== THE DATA ==
++++++++++

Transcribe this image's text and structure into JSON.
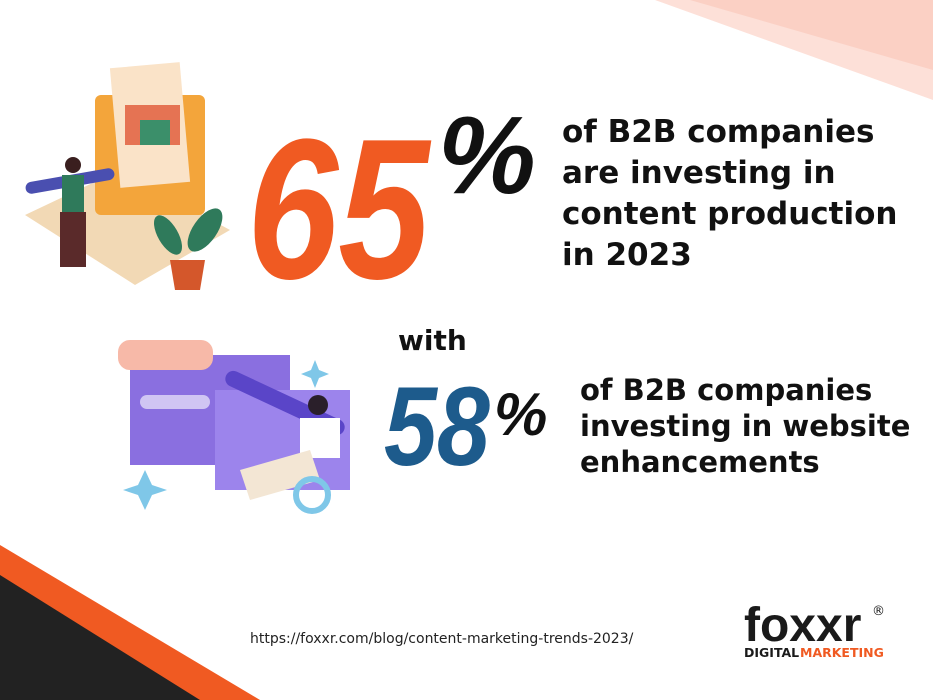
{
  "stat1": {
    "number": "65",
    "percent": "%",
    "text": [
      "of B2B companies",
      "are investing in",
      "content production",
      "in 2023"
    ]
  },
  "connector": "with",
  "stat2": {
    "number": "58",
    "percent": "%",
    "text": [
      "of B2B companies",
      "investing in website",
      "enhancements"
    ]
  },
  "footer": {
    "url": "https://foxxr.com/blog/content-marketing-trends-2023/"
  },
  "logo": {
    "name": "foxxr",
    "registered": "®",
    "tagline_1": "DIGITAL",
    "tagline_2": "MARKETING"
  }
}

++++++++++

== SET EXERCISE ==
Write out every line above exactly as it is, leaving out the pictures.

== CORRECT ANSWER ==
Transcribe this image's text and structure into JSON.
{
  "stat1": {
    "number": "65",
    "percent": "%",
    "text": [
      "of B2B companies",
      "are investing in",
      "content production",
      "in 2023"
    ]
  },
  "connector": "with",
  "stat2": {
    "number": "58",
    "percent": "%",
    "text": [
      "of B2B companies",
      "investing in website",
      "enhancements"
    ]
  },
  "footer": {
    "url": "https://foxxr.com/blog/content-marketing-trends-2023/"
  },
  "logo": {
    "name": "foxxr",
    "registered": "®",
    "tagline_1": "DIGITAL",
    "tagline_2": "MARKETING"
  }
}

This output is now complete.